**TASK DATA:**
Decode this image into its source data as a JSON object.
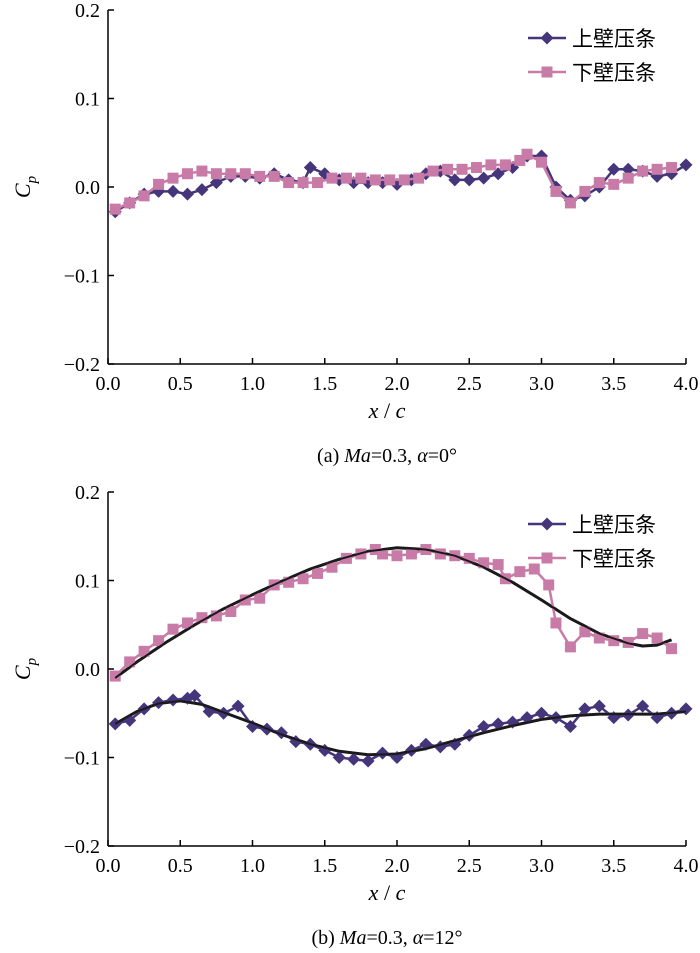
{
  "chart_data": [
    {
      "type": "line",
      "caption": "(a) Ma=0.3, α=0°",
      "caption_parts": {
        "prefix": "(a) ",
        "ma": "Ma",
        "mid": "=0.3, ",
        "alpha": "α",
        "suffix": "=0°"
      },
      "xlabel": "x / c",
      "xlabel_parts": {
        "x": "x",
        "sep": " / ",
        "c": "c"
      },
      "ylabel": "Cp",
      "ylabel_parts": {
        "main": "C",
        "sub": "p"
      },
      "xlim": [
        0,
        4
      ],
      "ylim": [
        -0.2,
        0.2
      ],
      "xticks": [
        "0.0",
        "0.5",
        "1.0",
        "1.5",
        "2.0",
        "2.5",
        "3.0",
        "3.5",
        "4.0"
      ],
      "yticks": [
        "0.2",
        "0.1",
        "0.0",
        "−0.1",
        "−0.2"
      ],
      "legend_position": "top-right",
      "series": [
        {
          "name": "上壁压条",
          "color": "#45357a",
          "marker": "diamond",
          "points": [
            [
              0.05,
              -0.028
            ],
            [
              0.15,
              -0.018
            ],
            [
              0.25,
              -0.008
            ],
            [
              0.35,
              -0.005
            ],
            [
              0.45,
              -0.005
            ],
            [
              0.55,
              -0.008
            ],
            [
              0.65,
              -0.003
            ],
            [
              0.75,
              0.005
            ],
            [
              0.85,
              0.012
            ],
            [
              0.95,
              0.012
            ],
            [
              1.05,
              0.01
            ],
            [
              1.15,
              0.015
            ],
            [
              1.25,
              0.008
            ],
            [
              1.35,
              0.005
            ],
            [
              1.4,
              0.022
            ],
            [
              1.5,
              0.015
            ],
            [
              1.6,
              0.008
            ],
            [
              1.7,
              0.005
            ],
            [
              1.8,
              0.005
            ],
            [
              1.9,
              0.005
            ],
            [
              2.0,
              0.003
            ],
            [
              2.1,
              0.008
            ],
            [
              2.2,
              0.015
            ],
            [
              2.3,
              0.018
            ],
            [
              2.4,
              0.008
            ],
            [
              2.5,
              0.008
            ],
            [
              2.6,
              0.01
            ],
            [
              2.7,
              0.015
            ],
            [
              2.8,
              0.022
            ],
            [
              2.9,
              0.035
            ],
            [
              3.0,
              0.035
            ],
            [
              3.1,
              0.0
            ],
            [
              3.2,
              -0.015
            ],
            [
              3.3,
              -0.01
            ],
            [
              3.4,
              0.0
            ],
            [
              3.5,
              0.02
            ],
            [
              3.6,
              0.02
            ],
            [
              3.7,
              0.018
            ],
            [
              3.8,
              0.012
            ],
            [
              3.9,
              0.015
            ],
            [
              4.0,
              0.025
            ]
          ]
        },
        {
          "name": "下壁压条",
          "color": "#c97ba7",
          "marker": "square",
          "points": [
            [
              0.05,
              -0.025
            ],
            [
              0.15,
              -0.018
            ],
            [
              0.25,
              -0.01
            ],
            [
              0.35,
              0.003
            ],
            [
              0.45,
              0.01
            ],
            [
              0.55,
              0.015
            ],
            [
              0.65,
              0.018
            ],
            [
              0.75,
              0.015
            ],
            [
              0.85,
              0.015
            ],
            [
              0.95,
              0.015
            ],
            [
              1.05,
              0.012
            ],
            [
              1.15,
              0.012
            ],
            [
              1.25,
              0.005
            ],
            [
              1.35,
              0.005
            ],
            [
              1.45,
              0.005
            ],
            [
              1.55,
              0.01
            ],
            [
              1.65,
              0.01
            ],
            [
              1.75,
              0.01
            ],
            [
              1.85,
              0.008
            ],
            [
              1.95,
              0.008
            ],
            [
              2.05,
              0.008
            ],
            [
              2.15,
              0.01
            ],
            [
              2.25,
              0.018
            ],
            [
              2.35,
              0.02
            ],
            [
              2.45,
              0.02
            ],
            [
              2.55,
              0.022
            ],
            [
              2.65,
              0.025
            ],
            [
              2.75,
              0.025
            ],
            [
              2.85,
              0.03
            ],
            [
              2.9,
              0.037
            ],
            [
              3.0,
              0.028
            ],
            [
              3.1,
              -0.005
            ],
            [
              3.2,
              -0.018
            ],
            [
              3.3,
              -0.005
            ],
            [
              3.4,
              0.005
            ],
            [
              3.5,
              0.003
            ],
            [
              3.6,
              0.01
            ],
            [
              3.7,
              0.018
            ],
            [
              3.8,
              0.02
            ],
            [
              3.9,
              0.022
            ]
          ]
        }
      ]
    },
    {
      "type": "line",
      "caption": "(b) Ma=0.3, α=12°",
      "caption_parts": {
        "prefix": "(b) ",
        "ma": "Ma",
        "mid": "=0.3, ",
        "alpha": "α",
        "suffix": "=12°"
      },
      "xlabel": "x / c",
      "xlabel_parts": {
        "x": "x",
        "sep": " / ",
        "c": "c"
      },
      "ylabel": "Cp",
      "ylabel_parts": {
        "main": "C",
        "sub": "p"
      },
      "xlim": [
        0,
        4
      ],
      "ylim": [
        -0.2,
        0.2
      ],
      "xticks": [
        "0.0",
        "0.5",
        "1.0",
        "1.5",
        "2.0",
        "2.5",
        "3.0",
        "3.5",
        "4.0"
      ],
      "yticks": [
        "0.2",
        "0.1",
        "0.0",
        "−0.1",
        "−0.2"
      ],
      "legend_position": "top-right",
      "series": [
        {
          "name": "上壁压条",
          "color": "#45357a",
          "marker": "diamond",
          "points": [
            [
              0.05,
              -0.062
            ],
            [
              0.15,
              -0.058
            ],
            [
              0.25,
              -0.045
            ],
            [
              0.35,
              -0.038
            ],
            [
              0.45,
              -0.035
            ],
            [
              0.55,
              -0.033
            ],
            [
              0.6,
              -0.03
            ],
            [
              0.7,
              -0.048
            ],
            [
              0.8,
              -0.05
            ],
            [
              0.9,
              -0.042
            ],
            [
              1.0,
              -0.065
            ],
            [
              1.1,
              -0.068
            ],
            [
              1.2,
              -0.072
            ],
            [
              1.3,
              -0.082
            ],
            [
              1.4,
              -0.085
            ],
            [
              1.5,
              -0.092
            ],
            [
              1.6,
              -0.1
            ],
            [
              1.7,
              -0.102
            ],
            [
              1.8,
              -0.104
            ],
            [
              1.9,
              -0.095
            ],
            [
              2.0,
              -0.1
            ],
            [
              2.1,
              -0.092
            ],
            [
              2.2,
              -0.085
            ],
            [
              2.3,
              -0.088
            ],
            [
              2.4,
              -0.085
            ],
            [
              2.5,
              -0.075
            ],
            [
              2.6,
              -0.065
            ],
            [
              2.7,
              -0.062
            ],
            [
              2.8,
              -0.06
            ],
            [
              2.9,
              -0.055
            ],
            [
              3.0,
              -0.05
            ],
            [
              3.1,
              -0.055
            ],
            [
              3.2,
              -0.065
            ],
            [
              3.3,
              -0.045
            ],
            [
              3.4,
              -0.042
            ],
            [
              3.5,
              -0.055
            ],
            [
              3.6,
              -0.052
            ],
            [
              3.7,
              -0.042
            ],
            [
              3.8,
              -0.055
            ],
            [
              3.9,
              -0.05
            ],
            [
              4.0,
              -0.045
            ]
          ]
        },
        {
          "name": "下壁压条",
          "color": "#c97ba7",
          "marker": "square",
          "points": [
            [
              0.05,
              -0.008
            ],
            [
              0.15,
              0.008
            ],
            [
              0.25,
              0.02
            ],
            [
              0.35,
              0.032
            ],
            [
              0.45,
              0.045
            ],
            [
              0.55,
              0.052
            ],
            [
              0.65,
              0.058
            ],
            [
              0.75,
              0.06
            ],
            [
              0.85,
              0.065
            ],
            [
              0.95,
              0.078
            ],
            [
              1.05,
              0.08
            ],
            [
              1.15,
              0.095
            ],
            [
              1.25,
              0.098
            ],
            [
              1.35,
              0.102
            ],
            [
              1.45,
              0.108
            ],
            [
              1.55,
              0.115
            ],
            [
              1.65,
              0.125
            ],
            [
              1.75,
              0.13
            ],
            [
              1.85,
              0.135
            ],
            [
              1.9,
              0.13
            ],
            [
              2.0,
              0.128
            ],
            [
              2.1,
              0.13
            ],
            [
              2.2,
              0.135
            ],
            [
              2.3,
              0.13
            ],
            [
              2.4,
              0.128
            ],
            [
              2.5,
              0.125
            ],
            [
              2.6,
              0.12
            ],
            [
              2.7,
              0.118
            ],
            [
              2.75,
              0.102
            ],
            [
              2.85,
              0.11
            ],
            [
              2.95,
              0.113
            ],
            [
              3.05,
              0.095
            ],
            [
              3.1,
              0.052
            ],
            [
              3.2,
              0.025
            ],
            [
              3.3,
              0.042
            ],
            [
              3.4,
              0.035
            ],
            [
              3.5,
              0.032
            ],
            [
              3.6,
              0.03
            ],
            [
              3.7,
              0.04
            ],
            [
              3.8,
              0.035
            ],
            [
              3.9,
              0.023
            ]
          ]
        }
      ],
      "fit_curves": [
        {
          "color": "#1a1a1a",
          "points": [
            [
              0.05,
              -0.062
            ],
            [
              0.2,
              -0.048
            ],
            [
              0.35,
              -0.039
            ],
            [
              0.5,
              -0.036
            ],
            [
              0.65,
              -0.04
            ],
            [
              0.8,
              -0.049
            ],
            [
              1.0,
              -0.061
            ],
            [
              1.2,
              -0.074
            ],
            [
              1.4,
              -0.085
            ],
            [
              1.6,
              -0.093
            ],
            [
              1.8,
              -0.097
            ],
            [
              2.0,
              -0.096
            ],
            [
              2.2,
              -0.09
            ],
            [
              2.4,
              -0.081
            ],
            [
              2.6,
              -0.072
            ],
            [
              2.8,
              -0.064
            ],
            [
              3.0,
              -0.057
            ],
            [
              3.2,
              -0.053
            ],
            [
              3.4,
              -0.051
            ],
            [
              3.6,
              -0.051
            ],
            [
              3.8,
              -0.051
            ],
            [
              4.0,
              -0.048
            ]
          ]
        },
        {
          "color": "#1a1a1a",
          "points": [
            [
              0.05,
              -0.01
            ],
            [
              0.2,
              0.008
            ],
            [
              0.4,
              0.03
            ],
            [
              0.6,
              0.05
            ],
            [
              0.8,
              0.068
            ],
            [
              1.0,
              0.084
            ],
            [
              1.2,
              0.099
            ],
            [
              1.4,
              0.113
            ],
            [
              1.6,
              0.124
            ],
            [
              1.8,
              0.133
            ],
            [
              2.0,
              0.137
            ],
            [
              2.2,
              0.135
            ],
            [
              2.4,
              0.128
            ],
            [
              2.6,
              0.115
            ],
            [
              2.8,
              0.098
            ],
            [
              3.0,
              0.078
            ],
            [
              3.2,
              0.057
            ],
            [
              3.4,
              0.04
            ],
            [
              3.6,
              0.029
            ],
            [
              3.7,
              0.026
            ],
            [
              3.8,
              0.027
            ],
            [
              3.9,
              0.033
            ]
          ]
        }
      ]
    }
  ]
}
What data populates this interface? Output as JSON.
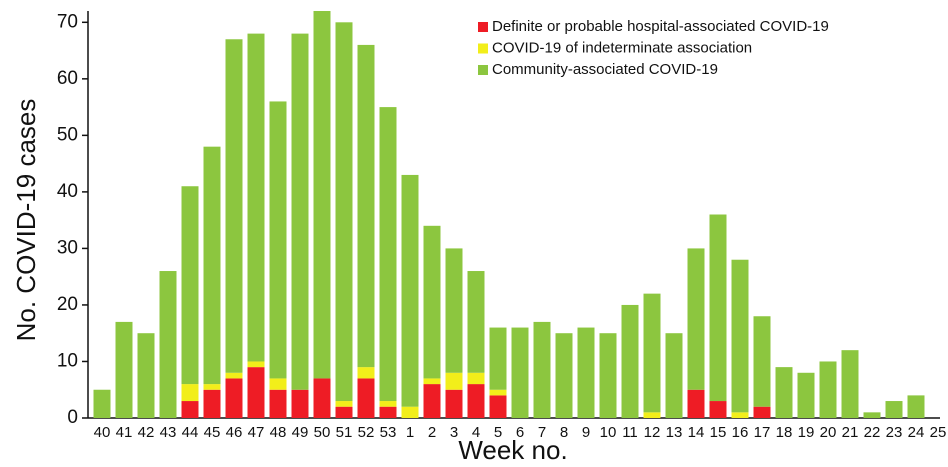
{
  "chart_data": {
    "type": "stacked-bar",
    "xlabel": "Week no.",
    "ylabel": "No. COVID-19 cases",
    "categories": [
      "40",
      "41",
      "42",
      "43",
      "44",
      "45",
      "46",
      "47",
      "48",
      "49",
      "50",
      "51",
      "52",
      "53",
      "1",
      "2",
      "3",
      "4",
      "5",
      "6",
      "7",
      "8",
      "9",
      "10",
      "11",
      "12",
      "13",
      "14",
      "15",
      "16",
      "17",
      "18",
      "19",
      "20",
      "21",
      "22",
      "23",
      "24",
      "25"
    ],
    "series": [
      {
        "name": "Definite or probable hospital-associated COVID-19",
        "color": "#ee1c25",
        "values": [
          0,
          0,
          0,
          0,
          3,
          5,
          7,
          9,
          5,
          5,
          7,
          2,
          7,
          2,
          0,
          6,
          5,
          6,
          4,
          0,
          0,
          0,
          0,
          0,
          0,
          0,
          0,
          5,
          3,
          0,
          2,
          0,
          0,
          0,
          0,
          0,
          0,
          0,
          0
        ]
      },
      {
        "name": "COVID-19 of indeterminate association",
        "color": "#f2ee1a",
        "values": [
          0,
          0,
          0,
          0,
          3,
          1,
          1,
          1,
          2,
          0,
          0,
          1,
          2,
          1,
          2,
          1,
          3,
          2,
          1,
          0,
          0,
          0,
          0,
          0,
          0,
          1,
          0,
          0,
          0,
          1,
          0,
          0,
          0,
          0,
          0,
          0,
          0,
          0,
          0
        ]
      },
      {
        "name": "Community-associated COVID-19",
        "color": "#8cc63f",
        "values": [
          5,
          17,
          15,
          26,
          35,
          42,
          59,
          58,
          49,
          63,
          65,
          67,
          57,
          52,
          41,
          27,
          22,
          18,
          11,
          16,
          17,
          15,
          16,
          15,
          20,
          21,
          15,
          25,
          33,
          27,
          16,
          9,
          8,
          10,
          12,
          1,
          3,
          4,
          0
        ]
      }
    ],
    "ylim": [
      0,
      72
    ],
    "yticks": [
      0,
      10,
      20,
      30,
      40,
      50,
      60,
      70
    ]
  }
}
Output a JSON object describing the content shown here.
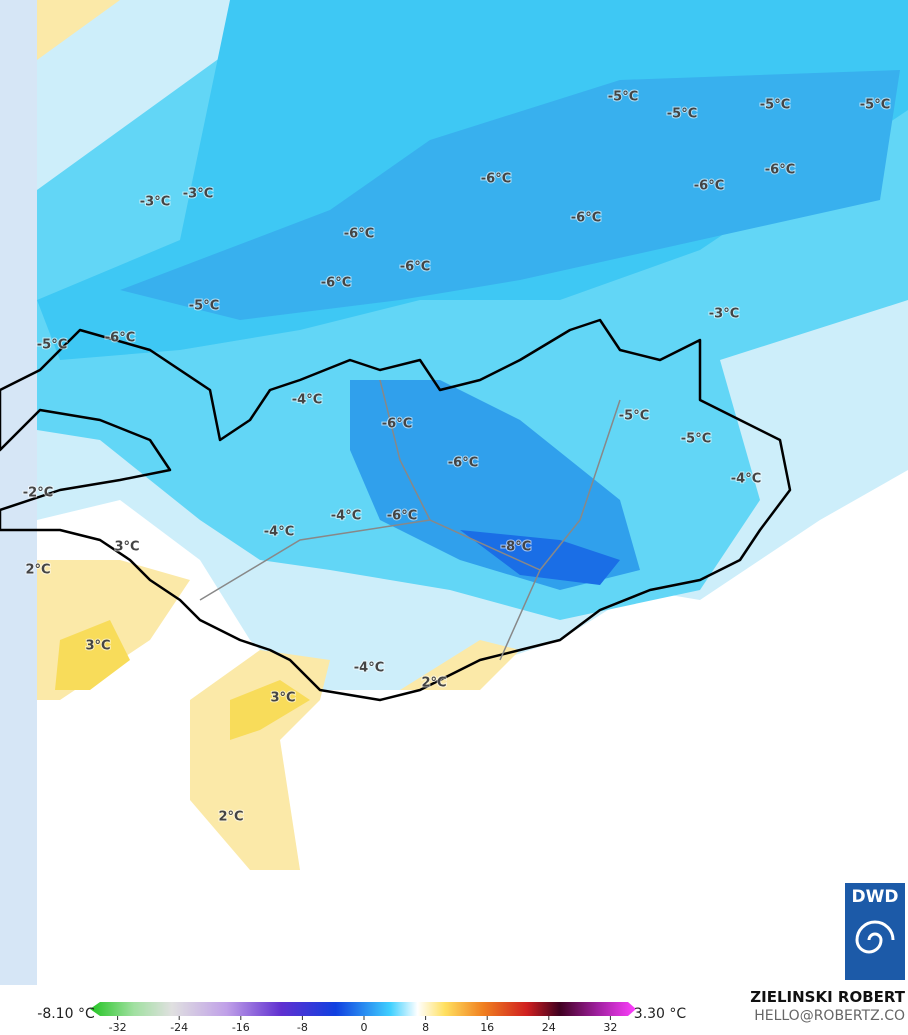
{
  "map": {
    "labels": [
      {
        "text": "-5°C"
      },
      {
        "text": "-5°C"
      },
      {
        "text": "-5°C"
      },
      {
        "text": "-5°C"
      },
      {
        "text": "-6°C"
      },
      {
        "text": "-6°C"
      },
      {
        "text": "-6°C"
      },
      {
        "text": "-6°C"
      },
      {
        "text": "-6°C"
      },
      {
        "text": "-6°C"
      },
      {
        "text": "-6°C"
      },
      {
        "text": "-3°C"
      },
      {
        "text": "-3°C"
      },
      {
        "text": "-5°C"
      },
      {
        "text": "-3°C"
      },
      {
        "text": "-5°C"
      },
      {
        "text": "-6°C"
      },
      {
        "text": "-4°C"
      },
      {
        "text": "-6°C"
      },
      {
        "text": "-5°C"
      },
      {
        "text": "-6°C"
      },
      {
        "text": "-5°C"
      },
      {
        "text": "-4°C"
      },
      {
        "text": "-2°C"
      },
      {
        "text": "-4°C"
      },
      {
        "text": "-6°C"
      },
      {
        "text": "-4°C"
      },
      {
        "text": "-8°C"
      },
      {
        "text": "3°C"
      },
      {
        "text": "2°C"
      },
      {
        "text": "3°C"
      },
      {
        "text": "-4°C"
      },
      {
        "text": "2°C"
      },
      {
        "text": "3°C"
      },
      {
        "text": "2°C"
      }
    ]
  },
  "colorbar": {
    "min_label": "-8.10 °C",
    "max_label": "3.30 °C",
    "ticks": [
      -32,
      -24,
      -16,
      -8,
      0,
      8,
      16,
      24,
      32
    ]
  },
  "credit": {
    "name": "ZIELINSKI ROBERT",
    "email": "HELLO@ROBERTZ.CO"
  },
  "logo": "DWD"
}
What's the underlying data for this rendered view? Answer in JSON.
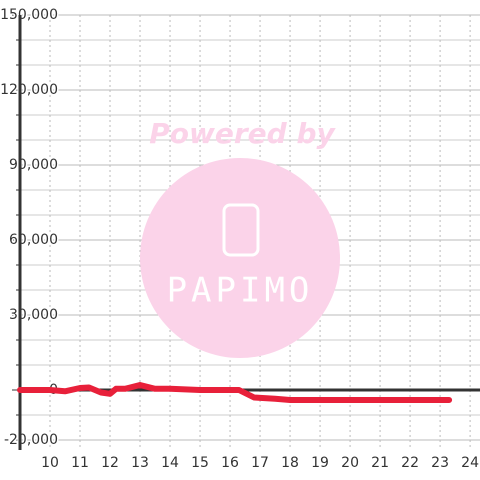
{
  "chart_data": {
    "type": "line",
    "watermark": {
      "caption": "Powered by",
      "brand": "PAPIMO"
    },
    "x": [
      9,
      10,
      10.5,
      11,
      11.3,
      11.7,
      12,
      12.2,
      12.5,
      13,
      13.5,
      14,
      15,
      16,
      16.3,
      16.8,
      17.5,
      18,
      20,
      23.3
    ],
    "series": [
      {
        "color": "#e8203a",
        "values": [
          0,
          0,
          -500,
          800,
          1000,
          -1000,
          -1500,
          500,
          500,
          2000,
          500,
          500,
          0,
          0,
          0,
          -3000,
          -3500,
          -4000,
          -4000,
          -4000
        ]
      }
    ],
    "xlim": [
      9,
      24.33
    ],
    "xticks": [
      10,
      11,
      12,
      13,
      14,
      15,
      16,
      17,
      18,
      19,
      20,
      21,
      22,
      23,
      24
    ],
    "ylim": [
      -24000,
      150000
    ],
    "yticks": [
      {
        "value": 150000,
        "label": "150,000"
      },
      {
        "value": 120000,
        "label": "120,000"
      },
      {
        "value": 90000,
        "label": "90,000"
      },
      {
        "value": 60000,
        "label": "60,000"
      },
      {
        "value": 30000,
        "label": "30,000"
      },
      0,
      {
        "value": -20000,
        "label": "-20,000"
      }
    ],
    "minor_yticks": [
      -10000,
      10000,
      20000,
      40000,
      50000,
      70000,
      80000,
      100000,
      110000,
      130000,
      140000
    ],
    "grid": true
  }
}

**INSTRUCTIONS TO FOLLOW:**
Copy each line from the records above that includes the string "Output".

**ANSWER TO THIS EXERCISE:**
What data populates this interface? Output as JSON.
Output a JSON object describing the content shown here.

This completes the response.